Data entries for graphics:
* * * * *
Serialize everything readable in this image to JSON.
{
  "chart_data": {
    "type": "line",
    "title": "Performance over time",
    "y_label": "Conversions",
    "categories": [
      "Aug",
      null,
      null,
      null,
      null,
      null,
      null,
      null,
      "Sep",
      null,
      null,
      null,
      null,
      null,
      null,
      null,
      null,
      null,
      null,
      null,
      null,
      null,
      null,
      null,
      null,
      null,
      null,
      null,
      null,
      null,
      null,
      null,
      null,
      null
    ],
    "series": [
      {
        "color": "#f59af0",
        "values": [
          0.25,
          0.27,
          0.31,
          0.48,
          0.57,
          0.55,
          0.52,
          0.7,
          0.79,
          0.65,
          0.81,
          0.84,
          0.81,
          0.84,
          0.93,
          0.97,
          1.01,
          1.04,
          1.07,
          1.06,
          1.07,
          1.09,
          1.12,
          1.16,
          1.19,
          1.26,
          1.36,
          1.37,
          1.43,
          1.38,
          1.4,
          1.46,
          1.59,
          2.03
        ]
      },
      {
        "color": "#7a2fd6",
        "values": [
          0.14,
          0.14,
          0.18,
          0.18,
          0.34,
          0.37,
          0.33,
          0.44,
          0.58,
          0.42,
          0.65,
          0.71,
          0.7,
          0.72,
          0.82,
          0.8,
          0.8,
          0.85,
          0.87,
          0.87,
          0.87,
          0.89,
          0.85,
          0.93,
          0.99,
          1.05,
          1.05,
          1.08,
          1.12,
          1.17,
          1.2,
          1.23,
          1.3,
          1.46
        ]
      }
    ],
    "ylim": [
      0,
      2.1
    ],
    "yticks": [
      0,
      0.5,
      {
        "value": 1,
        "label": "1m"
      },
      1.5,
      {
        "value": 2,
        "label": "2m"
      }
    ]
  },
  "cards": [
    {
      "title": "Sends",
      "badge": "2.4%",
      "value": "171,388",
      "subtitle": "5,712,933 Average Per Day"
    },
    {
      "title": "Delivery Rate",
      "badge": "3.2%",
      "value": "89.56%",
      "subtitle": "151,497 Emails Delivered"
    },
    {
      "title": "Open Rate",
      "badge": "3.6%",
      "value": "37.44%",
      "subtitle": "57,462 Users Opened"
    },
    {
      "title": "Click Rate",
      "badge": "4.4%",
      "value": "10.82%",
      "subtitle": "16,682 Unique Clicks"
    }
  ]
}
* * * * *
Of the lines in the records, how many contain the word "subtitle"? Answer with the number and nothing else.

== RESPONSE ==
4